What is the number of lines containing the word "Average"? Please answer with that number and nothing more.

::: Raw data :::

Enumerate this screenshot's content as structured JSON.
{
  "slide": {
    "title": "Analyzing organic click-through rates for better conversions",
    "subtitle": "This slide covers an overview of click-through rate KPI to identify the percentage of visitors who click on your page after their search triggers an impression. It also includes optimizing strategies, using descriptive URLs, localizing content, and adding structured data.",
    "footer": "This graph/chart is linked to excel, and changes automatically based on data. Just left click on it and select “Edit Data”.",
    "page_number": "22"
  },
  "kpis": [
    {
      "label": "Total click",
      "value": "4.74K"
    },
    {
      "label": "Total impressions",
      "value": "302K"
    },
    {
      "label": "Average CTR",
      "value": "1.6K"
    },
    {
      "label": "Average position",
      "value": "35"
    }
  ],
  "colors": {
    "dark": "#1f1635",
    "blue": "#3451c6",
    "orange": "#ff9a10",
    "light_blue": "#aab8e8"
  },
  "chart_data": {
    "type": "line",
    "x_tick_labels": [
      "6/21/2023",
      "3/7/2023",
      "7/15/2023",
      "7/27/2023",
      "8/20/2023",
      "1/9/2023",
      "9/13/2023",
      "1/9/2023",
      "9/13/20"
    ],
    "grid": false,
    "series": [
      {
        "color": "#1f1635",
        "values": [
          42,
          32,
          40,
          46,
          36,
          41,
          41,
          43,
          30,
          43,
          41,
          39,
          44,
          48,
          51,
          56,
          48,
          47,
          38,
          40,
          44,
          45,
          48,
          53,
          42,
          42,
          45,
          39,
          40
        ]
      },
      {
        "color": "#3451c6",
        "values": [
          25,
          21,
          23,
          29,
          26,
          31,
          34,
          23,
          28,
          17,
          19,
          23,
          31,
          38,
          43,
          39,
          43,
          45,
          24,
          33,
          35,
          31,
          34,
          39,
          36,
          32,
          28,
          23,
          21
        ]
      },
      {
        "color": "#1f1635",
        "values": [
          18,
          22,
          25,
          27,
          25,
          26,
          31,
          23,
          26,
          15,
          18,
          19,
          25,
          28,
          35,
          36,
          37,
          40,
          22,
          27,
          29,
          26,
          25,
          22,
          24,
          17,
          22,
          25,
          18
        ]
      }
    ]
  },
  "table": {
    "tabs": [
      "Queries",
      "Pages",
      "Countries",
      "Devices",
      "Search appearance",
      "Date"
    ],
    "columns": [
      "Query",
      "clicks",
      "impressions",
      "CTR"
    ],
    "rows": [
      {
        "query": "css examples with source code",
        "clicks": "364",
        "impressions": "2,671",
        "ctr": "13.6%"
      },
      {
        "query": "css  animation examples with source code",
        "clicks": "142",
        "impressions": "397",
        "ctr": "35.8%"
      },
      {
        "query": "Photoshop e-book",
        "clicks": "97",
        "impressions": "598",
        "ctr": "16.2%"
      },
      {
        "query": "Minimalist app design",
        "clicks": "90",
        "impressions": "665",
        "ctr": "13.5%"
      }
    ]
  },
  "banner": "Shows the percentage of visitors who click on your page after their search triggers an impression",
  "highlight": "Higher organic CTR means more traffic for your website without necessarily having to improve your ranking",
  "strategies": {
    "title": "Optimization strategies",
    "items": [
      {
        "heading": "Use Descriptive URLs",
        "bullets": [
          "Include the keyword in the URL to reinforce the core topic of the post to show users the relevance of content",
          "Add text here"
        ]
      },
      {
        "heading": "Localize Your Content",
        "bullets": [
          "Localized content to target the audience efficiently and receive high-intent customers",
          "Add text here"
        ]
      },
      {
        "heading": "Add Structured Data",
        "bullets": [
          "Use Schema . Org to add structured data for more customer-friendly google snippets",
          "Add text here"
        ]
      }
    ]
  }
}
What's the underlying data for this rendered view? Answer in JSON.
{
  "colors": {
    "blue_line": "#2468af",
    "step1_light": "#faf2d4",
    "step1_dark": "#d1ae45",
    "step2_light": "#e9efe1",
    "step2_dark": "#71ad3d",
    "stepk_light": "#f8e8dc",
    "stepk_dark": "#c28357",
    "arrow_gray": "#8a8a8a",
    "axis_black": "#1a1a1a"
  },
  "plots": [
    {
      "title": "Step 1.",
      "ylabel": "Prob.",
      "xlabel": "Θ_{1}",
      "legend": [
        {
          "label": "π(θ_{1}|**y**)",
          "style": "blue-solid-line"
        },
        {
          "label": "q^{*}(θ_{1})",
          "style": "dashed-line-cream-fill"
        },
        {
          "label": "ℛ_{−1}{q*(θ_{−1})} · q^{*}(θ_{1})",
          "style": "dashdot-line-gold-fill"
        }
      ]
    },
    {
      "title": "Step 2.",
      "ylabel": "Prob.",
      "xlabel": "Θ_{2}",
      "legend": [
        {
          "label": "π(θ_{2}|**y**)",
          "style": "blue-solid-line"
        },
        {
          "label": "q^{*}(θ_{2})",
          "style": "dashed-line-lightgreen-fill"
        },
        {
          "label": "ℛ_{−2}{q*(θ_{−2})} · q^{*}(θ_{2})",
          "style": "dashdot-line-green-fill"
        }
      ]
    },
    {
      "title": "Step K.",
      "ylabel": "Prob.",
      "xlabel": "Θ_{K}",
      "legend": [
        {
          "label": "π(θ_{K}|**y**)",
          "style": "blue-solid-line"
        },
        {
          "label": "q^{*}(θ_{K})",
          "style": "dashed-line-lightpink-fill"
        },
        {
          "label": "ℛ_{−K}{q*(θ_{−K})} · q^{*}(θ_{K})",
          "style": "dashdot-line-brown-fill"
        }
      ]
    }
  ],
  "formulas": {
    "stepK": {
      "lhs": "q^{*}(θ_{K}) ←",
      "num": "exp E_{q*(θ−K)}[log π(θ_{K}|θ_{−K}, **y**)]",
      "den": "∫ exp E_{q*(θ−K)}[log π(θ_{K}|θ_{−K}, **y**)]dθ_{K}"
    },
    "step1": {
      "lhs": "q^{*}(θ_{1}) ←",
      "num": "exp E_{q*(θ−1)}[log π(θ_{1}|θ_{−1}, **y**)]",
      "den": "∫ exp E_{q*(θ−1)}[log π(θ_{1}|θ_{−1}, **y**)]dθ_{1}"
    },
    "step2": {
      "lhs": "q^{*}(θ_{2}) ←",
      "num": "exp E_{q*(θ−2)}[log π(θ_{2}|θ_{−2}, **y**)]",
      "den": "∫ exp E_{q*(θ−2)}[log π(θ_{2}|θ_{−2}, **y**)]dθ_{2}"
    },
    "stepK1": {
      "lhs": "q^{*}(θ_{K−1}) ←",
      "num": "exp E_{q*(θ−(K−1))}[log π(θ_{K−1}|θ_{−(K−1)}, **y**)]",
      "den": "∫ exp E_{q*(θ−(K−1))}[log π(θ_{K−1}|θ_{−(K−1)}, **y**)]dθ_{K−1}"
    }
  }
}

:::

Solution ▸
2